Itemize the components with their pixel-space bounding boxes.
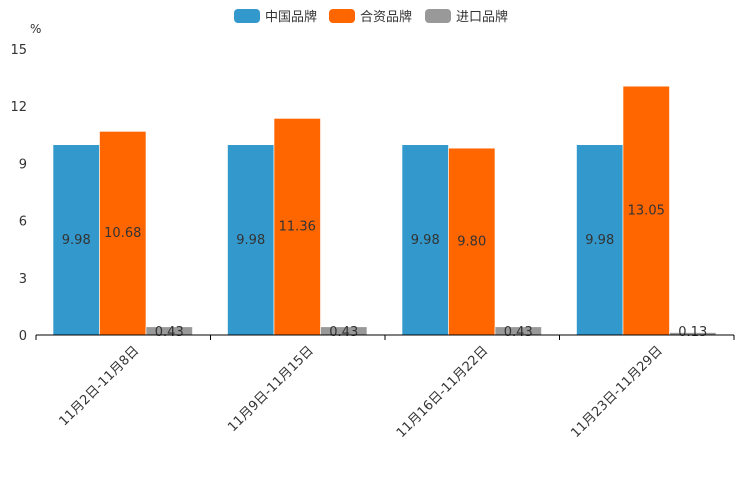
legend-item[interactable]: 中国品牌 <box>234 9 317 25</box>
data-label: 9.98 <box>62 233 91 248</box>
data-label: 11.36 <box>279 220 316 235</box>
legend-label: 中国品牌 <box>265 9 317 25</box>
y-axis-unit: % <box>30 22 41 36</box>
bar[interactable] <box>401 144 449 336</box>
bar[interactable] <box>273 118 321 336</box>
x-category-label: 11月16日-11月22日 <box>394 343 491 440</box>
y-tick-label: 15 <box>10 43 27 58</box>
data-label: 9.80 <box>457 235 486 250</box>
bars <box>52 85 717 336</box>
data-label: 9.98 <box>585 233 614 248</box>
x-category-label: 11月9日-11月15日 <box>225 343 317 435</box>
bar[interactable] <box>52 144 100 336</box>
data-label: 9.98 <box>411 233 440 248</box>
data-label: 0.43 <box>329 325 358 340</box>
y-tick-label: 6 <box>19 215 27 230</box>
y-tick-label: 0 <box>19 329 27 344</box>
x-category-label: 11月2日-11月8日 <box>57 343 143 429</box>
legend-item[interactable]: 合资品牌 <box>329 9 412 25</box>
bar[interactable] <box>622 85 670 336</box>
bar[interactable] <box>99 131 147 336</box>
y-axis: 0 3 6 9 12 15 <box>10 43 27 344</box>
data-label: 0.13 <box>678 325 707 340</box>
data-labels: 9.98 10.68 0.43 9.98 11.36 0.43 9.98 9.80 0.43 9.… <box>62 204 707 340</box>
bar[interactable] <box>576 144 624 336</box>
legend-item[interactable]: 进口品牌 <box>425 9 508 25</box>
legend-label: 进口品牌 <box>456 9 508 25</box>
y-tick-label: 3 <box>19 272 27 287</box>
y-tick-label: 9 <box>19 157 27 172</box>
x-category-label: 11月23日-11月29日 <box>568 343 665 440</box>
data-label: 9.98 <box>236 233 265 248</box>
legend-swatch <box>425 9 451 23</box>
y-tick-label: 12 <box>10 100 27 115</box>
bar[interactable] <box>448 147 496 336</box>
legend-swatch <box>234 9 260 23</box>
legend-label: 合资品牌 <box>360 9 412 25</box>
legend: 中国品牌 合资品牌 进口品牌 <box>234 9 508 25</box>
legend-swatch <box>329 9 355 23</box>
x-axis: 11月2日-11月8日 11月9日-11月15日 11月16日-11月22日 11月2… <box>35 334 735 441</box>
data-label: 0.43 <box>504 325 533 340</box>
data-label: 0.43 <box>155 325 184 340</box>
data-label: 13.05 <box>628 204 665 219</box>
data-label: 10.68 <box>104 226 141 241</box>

= = =

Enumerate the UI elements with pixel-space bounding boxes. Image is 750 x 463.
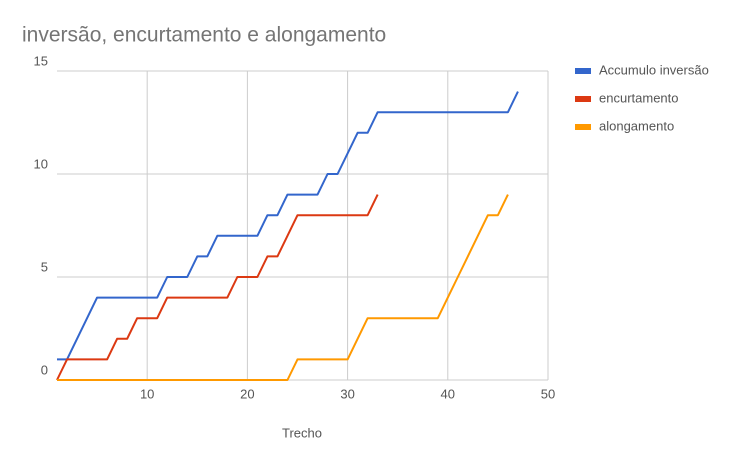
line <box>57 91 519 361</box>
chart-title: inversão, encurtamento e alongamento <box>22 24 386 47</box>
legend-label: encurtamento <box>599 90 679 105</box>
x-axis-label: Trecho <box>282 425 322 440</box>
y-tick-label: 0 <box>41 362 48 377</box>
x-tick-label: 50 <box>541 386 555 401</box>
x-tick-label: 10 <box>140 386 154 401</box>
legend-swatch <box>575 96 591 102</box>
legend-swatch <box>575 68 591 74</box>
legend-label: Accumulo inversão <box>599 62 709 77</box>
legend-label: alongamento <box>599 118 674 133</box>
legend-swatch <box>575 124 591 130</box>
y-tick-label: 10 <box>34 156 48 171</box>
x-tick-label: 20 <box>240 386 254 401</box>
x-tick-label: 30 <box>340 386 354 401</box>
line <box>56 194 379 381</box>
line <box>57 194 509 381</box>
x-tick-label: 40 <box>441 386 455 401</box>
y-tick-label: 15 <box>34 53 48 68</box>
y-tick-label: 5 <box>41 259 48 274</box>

= = =

▸ Exercise details
Quote verbatim the lines of the listing from the one containing "line <box>57 91 519 361</box>" through the one containing "y-tick-label: 5 <box>41 259 48 274</box>", including both of those lines.

▸ Final result
line <box>57 91 519 361</box>
chart-title: inversão, encurtamento e alongamento <box>22 24 386 47</box>
legend-label: encurtamento <box>599 90 679 105</box>
x-axis-label: Trecho <box>282 425 322 440</box>
y-tick-label: 0 <box>41 362 48 377</box>
x-tick-label: 50 <box>541 386 555 401</box>
x-tick-label: 10 <box>140 386 154 401</box>
legend-swatch <box>575 96 591 102</box>
legend-swatch <box>575 68 591 74</box>
legend-label: Accumulo inversão <box>599 62 709 77</box>
legend-label: alongamento <box>599 118 674 133</box>
legend-swatch <box>575 124 591 130</box>
y-tick-label: 10 <box>34 156 48 171</box>
x-tick-label: 20 <box>240 386 254 401</box>
x-tick-label: 30 <box>340 386 354 401</box>
line <box>56 194 379 381</box>
line <box>57 194 509 381</box>
x-tick-label: 40 <box>441 386 455 401</box>
y-tick-label: 15 <box>34 53 48 68</box>
y-tick-label: 5 <box>41 259 48 274</box>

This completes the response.